■ YOUR OBJECTIVE ■
The entries are to be returned exactly, with images left out.

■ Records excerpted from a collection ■
__________

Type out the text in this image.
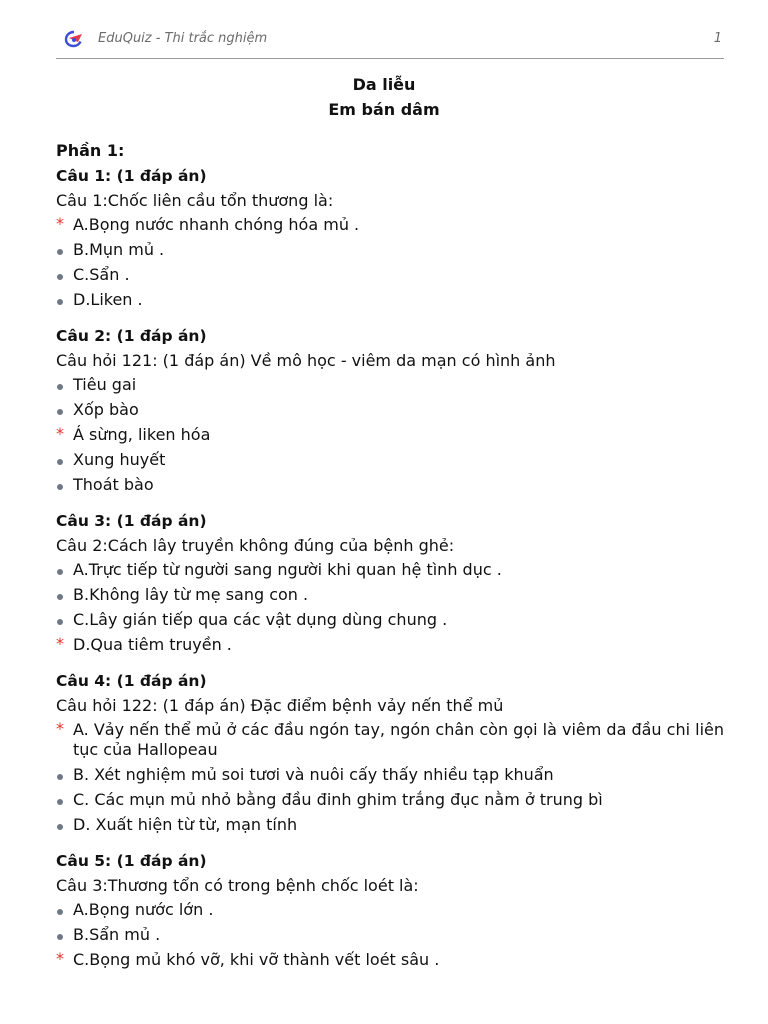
EduQuiz - Thi trắc nghiệm	1
Da liễu
Em bán dâm
Phần 1:
Câu 1: (1 đáp án)
Câu 1:Chốc liên cầu tổn thương là:
* A.Bọng nước nhanh chóng hóa mủ .
B.Mụn mủ .
C.Sẩn .
D.Liken .
Câu 2: (1 đáp án)
Câu hỏi 121: (1 đáp án) Về mô học - viêm da mạn có hình ảnh
Tiêu gai
Xốp bào
* Á sừng, liken hóa
Xung huyết
Thoát bào
Câu 3: (1 đáp án)
Câu 2:Cách lây truyền không đúng của bệnh ghẻ:
A.Trực tiếp từ người sang người khi quan hệ tình dục .
B.Không lây từ mẹ sang con .
C.Lây gián tiếp qua các vật dụng dùng chung .
* D.Qua tiêm truyền .
Câu 4: (1 đáp án)
Câu hỏi 122: (1 đáp án) Đặc điểm bệnh vảy nến thể mủ
* A. Vảy nến thể mủ ở các đầu ngón tay, ngón chân còn gọi là viêm da đầu chi liên tục của Hallopeau
B. Xét nghiệm mủ soi tươi và nuôi cấy thấy nhiều tạp khuẩn
C. Các mụn mủ nhỏ bằng đầu đinh ghim trắng đục nằm ở trung bì
D. Xuất hiện từ từ, mạn tính
Câu 5: (1 đáp án)
Câu 3:Thương tổn có trong bệnh chốc loét là:
A.Bọng nước lớn .
B.Sẩn mủ .
* C.Bọng mủ khó vỡ, khi vỡ thành vết loét sâu .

__________

■ RESPONSE TO THIS TASK ■
Type out the text in this image.
EduQuiz - Thi trắc nghiệm	1
Da liễu
Em bán dâm
Phần 1:
Câu 1: (1 đáp án)
Câu 1:Chốc liên cầu tổn thương là:
* A.Bọng nước nhanh chóng hóa mủ .
B.Mụn mủ .
C.Sẩn .
D.Liken .
Câu 2: (1 đáp án)
Câu hỏi 121: (1 đáp án) Về mô học - viêm da mạn có hình ảnh
Tiêu gai
Xốp bào
* Á sừng, liken hóa
Xung huyết
Thoát bào
Câu 3: (1 đáp án)
Câu 2:Cách lây truyền không đúng của bệnh ghẻ:
A.Trực tiếp từ người sang người khi quan hệ tình dục .
B.Không lây từ mẹ sang con .
C.Lây gián tiếp qua các vật dụng dùng chung .
* D.Qua tiêm truyền .
Câu 4: (1 đáp án)
Câu hỏi 122: (1 đáp án) Đặc điểm bệnh vảy nến thể mủ
* A. Vảy nến thể mủ ở các đầu ngón tay, ngón chân còn gọi là viêm da đầu chi liên tục của Hallopeau
B. Xét nghiệm mủ soi tươi và nuôi cấy thấy nhiều tạp khuẩn
C. Các mụn mủ nhỏ bằng đầu đinh ghim trắng đục nằm ở trung bì
D. Xuất hiện từ từ, mạn tính
Câu 5: (1 đáp án)
Câu 3:Thương tổn có trong bệnh chốc loét là:
A.Bọng nước lớn .
B.Sẩn mủ .
* C.Bọng mủ khó vỡ, khi vỡ thành vết loét sâu .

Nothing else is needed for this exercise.